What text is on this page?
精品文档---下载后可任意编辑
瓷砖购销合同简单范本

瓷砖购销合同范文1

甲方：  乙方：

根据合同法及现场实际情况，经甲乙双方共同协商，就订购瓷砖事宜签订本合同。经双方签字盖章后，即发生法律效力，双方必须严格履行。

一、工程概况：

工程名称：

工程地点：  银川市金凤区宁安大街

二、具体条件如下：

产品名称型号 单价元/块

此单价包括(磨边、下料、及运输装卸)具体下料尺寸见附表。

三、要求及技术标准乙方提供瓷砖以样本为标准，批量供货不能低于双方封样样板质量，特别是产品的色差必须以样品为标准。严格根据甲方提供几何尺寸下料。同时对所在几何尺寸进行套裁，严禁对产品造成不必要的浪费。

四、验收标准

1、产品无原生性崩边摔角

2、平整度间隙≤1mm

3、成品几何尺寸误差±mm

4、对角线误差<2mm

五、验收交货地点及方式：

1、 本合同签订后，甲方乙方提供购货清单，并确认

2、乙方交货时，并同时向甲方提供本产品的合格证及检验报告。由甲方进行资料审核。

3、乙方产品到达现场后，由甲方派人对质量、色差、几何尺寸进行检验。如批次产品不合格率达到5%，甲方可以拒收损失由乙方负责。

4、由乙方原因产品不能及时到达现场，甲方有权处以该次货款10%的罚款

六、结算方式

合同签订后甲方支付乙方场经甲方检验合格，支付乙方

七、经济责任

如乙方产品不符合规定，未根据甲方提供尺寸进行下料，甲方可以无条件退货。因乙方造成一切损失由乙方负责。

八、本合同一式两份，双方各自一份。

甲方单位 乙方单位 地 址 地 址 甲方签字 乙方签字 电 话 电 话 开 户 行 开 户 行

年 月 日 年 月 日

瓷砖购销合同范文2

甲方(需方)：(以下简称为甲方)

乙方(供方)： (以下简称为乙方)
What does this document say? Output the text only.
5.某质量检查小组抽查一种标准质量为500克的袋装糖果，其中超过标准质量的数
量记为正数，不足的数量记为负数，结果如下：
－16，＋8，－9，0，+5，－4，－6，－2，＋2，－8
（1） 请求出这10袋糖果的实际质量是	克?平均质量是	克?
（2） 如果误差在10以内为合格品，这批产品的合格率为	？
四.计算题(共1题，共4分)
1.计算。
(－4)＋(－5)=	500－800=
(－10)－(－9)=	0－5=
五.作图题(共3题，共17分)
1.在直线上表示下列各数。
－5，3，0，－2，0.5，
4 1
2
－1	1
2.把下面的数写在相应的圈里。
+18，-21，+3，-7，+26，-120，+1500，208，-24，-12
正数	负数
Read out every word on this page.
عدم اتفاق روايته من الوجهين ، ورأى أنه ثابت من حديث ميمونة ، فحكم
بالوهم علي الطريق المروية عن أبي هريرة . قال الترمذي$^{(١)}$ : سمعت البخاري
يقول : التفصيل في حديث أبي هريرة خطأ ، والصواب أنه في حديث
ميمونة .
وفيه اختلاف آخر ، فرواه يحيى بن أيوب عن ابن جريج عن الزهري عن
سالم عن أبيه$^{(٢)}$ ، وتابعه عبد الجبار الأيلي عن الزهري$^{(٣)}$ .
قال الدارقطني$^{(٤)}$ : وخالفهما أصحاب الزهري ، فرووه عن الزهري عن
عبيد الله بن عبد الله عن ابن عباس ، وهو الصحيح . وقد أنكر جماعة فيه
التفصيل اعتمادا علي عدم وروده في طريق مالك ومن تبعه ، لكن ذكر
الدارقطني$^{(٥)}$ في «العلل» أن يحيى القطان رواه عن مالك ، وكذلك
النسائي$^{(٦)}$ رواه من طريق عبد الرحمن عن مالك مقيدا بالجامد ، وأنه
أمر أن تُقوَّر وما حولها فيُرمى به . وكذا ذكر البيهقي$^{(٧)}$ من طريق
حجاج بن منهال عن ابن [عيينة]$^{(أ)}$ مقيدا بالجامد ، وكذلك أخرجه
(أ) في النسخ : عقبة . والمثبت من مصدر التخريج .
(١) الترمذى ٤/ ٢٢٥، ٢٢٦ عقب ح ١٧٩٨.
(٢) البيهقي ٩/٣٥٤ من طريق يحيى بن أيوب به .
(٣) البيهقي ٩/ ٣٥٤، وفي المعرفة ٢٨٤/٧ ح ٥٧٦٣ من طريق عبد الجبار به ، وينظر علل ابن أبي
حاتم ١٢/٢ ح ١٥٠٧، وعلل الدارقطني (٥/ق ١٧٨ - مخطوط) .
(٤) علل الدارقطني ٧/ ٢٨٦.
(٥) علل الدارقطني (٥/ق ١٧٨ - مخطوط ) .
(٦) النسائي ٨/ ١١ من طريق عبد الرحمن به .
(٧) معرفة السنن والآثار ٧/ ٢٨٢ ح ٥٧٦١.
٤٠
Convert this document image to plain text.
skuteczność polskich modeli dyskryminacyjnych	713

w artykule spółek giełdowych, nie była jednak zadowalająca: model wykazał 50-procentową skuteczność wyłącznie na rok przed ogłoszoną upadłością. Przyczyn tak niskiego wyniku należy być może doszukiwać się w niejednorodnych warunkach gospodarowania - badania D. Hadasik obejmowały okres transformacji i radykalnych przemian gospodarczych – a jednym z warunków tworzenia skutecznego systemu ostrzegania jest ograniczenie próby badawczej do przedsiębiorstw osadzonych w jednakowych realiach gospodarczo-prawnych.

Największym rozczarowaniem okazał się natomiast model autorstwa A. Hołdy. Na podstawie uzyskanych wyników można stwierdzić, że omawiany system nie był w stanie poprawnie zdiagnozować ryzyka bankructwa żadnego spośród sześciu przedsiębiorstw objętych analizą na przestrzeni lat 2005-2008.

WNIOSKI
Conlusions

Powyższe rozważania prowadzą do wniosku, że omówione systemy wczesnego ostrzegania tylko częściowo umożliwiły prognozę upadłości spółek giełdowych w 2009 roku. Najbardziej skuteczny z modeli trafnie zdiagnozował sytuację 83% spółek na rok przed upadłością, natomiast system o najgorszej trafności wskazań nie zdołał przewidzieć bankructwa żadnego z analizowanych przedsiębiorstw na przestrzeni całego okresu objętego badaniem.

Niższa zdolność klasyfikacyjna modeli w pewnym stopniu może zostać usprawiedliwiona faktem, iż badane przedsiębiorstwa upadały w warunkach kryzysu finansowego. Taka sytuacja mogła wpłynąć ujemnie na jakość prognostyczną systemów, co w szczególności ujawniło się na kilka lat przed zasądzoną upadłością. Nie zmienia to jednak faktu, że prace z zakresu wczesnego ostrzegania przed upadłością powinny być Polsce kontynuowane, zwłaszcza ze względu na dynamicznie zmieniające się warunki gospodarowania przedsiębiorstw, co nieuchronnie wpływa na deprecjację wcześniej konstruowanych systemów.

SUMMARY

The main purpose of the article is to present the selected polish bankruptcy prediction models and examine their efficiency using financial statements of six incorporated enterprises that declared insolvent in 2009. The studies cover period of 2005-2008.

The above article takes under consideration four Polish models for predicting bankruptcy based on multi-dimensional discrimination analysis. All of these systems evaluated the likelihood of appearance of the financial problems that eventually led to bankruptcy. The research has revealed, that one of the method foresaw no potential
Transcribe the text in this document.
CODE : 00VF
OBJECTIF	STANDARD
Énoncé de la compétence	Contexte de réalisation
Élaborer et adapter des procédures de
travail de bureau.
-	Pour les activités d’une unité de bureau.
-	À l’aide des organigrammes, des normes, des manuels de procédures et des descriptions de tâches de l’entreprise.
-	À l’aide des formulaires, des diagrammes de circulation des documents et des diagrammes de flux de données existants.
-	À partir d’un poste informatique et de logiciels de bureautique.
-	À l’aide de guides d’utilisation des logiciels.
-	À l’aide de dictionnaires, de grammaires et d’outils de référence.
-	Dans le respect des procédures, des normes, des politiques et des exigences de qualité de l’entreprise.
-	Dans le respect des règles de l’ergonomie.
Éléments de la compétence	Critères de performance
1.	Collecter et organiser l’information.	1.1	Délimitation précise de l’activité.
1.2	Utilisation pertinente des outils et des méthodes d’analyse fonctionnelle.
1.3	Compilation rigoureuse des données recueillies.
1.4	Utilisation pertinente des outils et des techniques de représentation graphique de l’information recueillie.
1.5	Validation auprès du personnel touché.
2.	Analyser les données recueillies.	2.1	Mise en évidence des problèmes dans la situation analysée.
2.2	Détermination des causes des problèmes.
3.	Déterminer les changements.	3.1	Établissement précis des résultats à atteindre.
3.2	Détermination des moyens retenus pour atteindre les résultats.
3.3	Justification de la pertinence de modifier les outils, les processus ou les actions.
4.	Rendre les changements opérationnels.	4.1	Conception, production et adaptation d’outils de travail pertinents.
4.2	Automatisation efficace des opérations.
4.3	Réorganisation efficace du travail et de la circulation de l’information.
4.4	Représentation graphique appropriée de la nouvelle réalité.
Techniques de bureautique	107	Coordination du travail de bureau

### Objective
Would you give again, word for word, every line from the one with "Transcribe the text in this document." through the final line of the listing above?

### Solution to the problem
Transcribe the text in this document.
CODE : 00VF
OBJECTIF	STANDARD
Énoncé de la compétence	Contexte de réalisation
Élaborer et adapter des procédures de
travail de bureau.
-	Pour les activités d’une unité de bureau.
-	À l’aide des organigrammes, des normes, des manuels de procédures et des descriptions de tâches de l’entreprise.
-	À l’aide des formulaires, des diagrammes de circulation des documents et des diagrammes de flux de données existants.
-	À partir d’un poste informatique et de logiciels de bureautique.
-	À l’aide de guides d’utilisation des logiciels.
-	À l’aide de dictionnaires, de grammaires et d’outils de référence.
-	Dans le respect des procédures, des normes, des politiques et des exigences de qualité de l’entreprise.
-	Dans le respect des règles de l’ergonomie.
Éléments de la compétence	Critères de performance
1.	Collecter et organiser l’information.	1.1	Délimitation précise de l’activité.
1.2	Utilisation pertinente des outils et des méthodes d’analyse fonctionnelle.
1.3	Compilation rigoureuse des données recueillies.
1.4	Utilisation pertinente des outils et des techniques de représentation graphique de l’information recueillie.
1.5	Validation auprès du personnel touché.
2.	Analyser les données recueillies.	2.1	Mise en évidence des problèmes dans la situation analysée.
2.2	Détermination des causes des problèmes.
3.	Déterminer les changements.	3.1	Établissement précis des résultats à atteindre.
3.2	Détermination des moyens retenus pour atteindre les résultats.
3.3	Justification de la pertinence de modifier les outils, les processus ou les actions.
4.	Rendre les changements opérationnels.	4.1	Conception, production et adaptation d’outils de travail pertinents.
4.2	Automatisation efficace des opérations.
4.3	Réorganisation efficace du travail et de la circulation de l’information.
4.4	Représentation graphique appropriée de la nouvelle réalité.
Techniques de bureautique	107	Coordination du travail de bureau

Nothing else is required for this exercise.